-- Begin Data excerpts --

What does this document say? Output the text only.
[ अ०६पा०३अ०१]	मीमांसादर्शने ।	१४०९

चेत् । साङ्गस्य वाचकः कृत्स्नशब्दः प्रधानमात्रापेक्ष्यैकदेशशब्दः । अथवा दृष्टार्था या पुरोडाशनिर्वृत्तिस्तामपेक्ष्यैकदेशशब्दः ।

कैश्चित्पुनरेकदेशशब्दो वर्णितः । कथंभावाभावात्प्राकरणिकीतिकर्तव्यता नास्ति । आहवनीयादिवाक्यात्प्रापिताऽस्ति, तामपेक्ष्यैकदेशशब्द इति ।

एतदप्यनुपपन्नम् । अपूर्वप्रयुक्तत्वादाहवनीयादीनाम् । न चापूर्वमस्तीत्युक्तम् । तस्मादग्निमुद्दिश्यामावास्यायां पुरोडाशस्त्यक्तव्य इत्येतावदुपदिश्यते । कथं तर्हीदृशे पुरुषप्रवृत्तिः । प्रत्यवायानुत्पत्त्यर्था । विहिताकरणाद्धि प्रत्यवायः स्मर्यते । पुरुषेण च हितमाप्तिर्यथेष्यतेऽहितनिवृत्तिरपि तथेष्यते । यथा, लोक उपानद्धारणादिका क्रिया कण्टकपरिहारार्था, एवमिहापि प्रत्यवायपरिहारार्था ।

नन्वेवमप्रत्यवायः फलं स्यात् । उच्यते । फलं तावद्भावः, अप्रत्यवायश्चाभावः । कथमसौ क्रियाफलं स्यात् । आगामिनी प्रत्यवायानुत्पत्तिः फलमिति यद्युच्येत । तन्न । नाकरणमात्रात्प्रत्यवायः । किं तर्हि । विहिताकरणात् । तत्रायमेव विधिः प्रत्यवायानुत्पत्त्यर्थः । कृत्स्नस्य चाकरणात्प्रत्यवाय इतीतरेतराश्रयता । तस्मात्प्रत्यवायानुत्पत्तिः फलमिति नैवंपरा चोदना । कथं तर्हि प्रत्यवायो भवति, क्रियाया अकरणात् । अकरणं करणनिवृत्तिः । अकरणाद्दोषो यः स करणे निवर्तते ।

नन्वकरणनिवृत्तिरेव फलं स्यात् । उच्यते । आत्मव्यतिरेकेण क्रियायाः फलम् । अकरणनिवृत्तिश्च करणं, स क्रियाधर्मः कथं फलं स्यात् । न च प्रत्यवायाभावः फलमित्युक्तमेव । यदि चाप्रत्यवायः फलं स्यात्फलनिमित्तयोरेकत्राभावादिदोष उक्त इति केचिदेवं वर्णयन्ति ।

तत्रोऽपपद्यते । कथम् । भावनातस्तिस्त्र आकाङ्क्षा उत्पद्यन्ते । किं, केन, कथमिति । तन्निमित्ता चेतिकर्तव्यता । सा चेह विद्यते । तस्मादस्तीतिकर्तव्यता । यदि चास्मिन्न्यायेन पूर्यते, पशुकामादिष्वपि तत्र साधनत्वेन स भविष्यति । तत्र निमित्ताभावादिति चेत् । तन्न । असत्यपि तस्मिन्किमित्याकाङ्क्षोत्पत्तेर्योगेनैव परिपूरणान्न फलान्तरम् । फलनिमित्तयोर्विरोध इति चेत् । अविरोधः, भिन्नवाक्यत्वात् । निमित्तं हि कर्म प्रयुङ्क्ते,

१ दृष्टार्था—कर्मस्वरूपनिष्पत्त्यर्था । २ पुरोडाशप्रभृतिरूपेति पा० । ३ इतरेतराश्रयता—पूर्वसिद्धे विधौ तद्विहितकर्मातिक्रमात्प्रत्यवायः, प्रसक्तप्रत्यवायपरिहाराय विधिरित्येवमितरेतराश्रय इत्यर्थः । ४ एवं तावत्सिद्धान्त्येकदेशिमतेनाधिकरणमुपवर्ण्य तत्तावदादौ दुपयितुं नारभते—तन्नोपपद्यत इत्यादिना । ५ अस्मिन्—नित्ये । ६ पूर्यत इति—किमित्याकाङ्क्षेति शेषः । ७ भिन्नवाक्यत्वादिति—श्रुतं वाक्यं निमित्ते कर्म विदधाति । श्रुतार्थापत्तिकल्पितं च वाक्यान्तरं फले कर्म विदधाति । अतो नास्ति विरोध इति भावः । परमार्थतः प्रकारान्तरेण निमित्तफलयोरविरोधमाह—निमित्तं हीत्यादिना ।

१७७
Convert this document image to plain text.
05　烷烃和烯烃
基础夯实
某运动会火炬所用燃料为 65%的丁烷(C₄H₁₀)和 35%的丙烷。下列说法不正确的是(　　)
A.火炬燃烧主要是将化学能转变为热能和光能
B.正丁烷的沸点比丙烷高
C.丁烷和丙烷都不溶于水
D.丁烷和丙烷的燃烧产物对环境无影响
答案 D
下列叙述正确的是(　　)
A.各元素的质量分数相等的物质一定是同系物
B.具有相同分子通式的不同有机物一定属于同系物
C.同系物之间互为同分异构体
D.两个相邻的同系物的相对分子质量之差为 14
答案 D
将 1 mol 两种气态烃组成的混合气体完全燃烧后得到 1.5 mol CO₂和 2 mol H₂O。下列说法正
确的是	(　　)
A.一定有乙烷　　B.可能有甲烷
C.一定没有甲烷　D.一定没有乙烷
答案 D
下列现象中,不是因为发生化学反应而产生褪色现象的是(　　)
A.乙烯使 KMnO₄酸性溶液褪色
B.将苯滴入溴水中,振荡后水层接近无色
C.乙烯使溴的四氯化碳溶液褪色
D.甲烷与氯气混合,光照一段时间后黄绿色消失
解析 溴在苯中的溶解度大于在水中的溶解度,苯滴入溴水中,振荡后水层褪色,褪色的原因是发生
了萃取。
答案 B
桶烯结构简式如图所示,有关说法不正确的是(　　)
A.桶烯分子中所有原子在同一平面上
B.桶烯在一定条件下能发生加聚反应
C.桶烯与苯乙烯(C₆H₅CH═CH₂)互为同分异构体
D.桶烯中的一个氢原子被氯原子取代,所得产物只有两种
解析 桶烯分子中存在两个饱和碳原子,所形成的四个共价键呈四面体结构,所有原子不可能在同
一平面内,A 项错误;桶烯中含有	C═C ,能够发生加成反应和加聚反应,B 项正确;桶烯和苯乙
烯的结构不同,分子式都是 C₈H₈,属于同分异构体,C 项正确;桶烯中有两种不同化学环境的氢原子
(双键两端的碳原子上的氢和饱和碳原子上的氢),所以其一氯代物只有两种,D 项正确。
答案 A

-- End Data excerpts --

> Set exercise:
Among the lines of the material, find those that hold the word "document" and copy them.

> Solved problem:
What does this document say? Output the text only.
Convert this document image to plain text.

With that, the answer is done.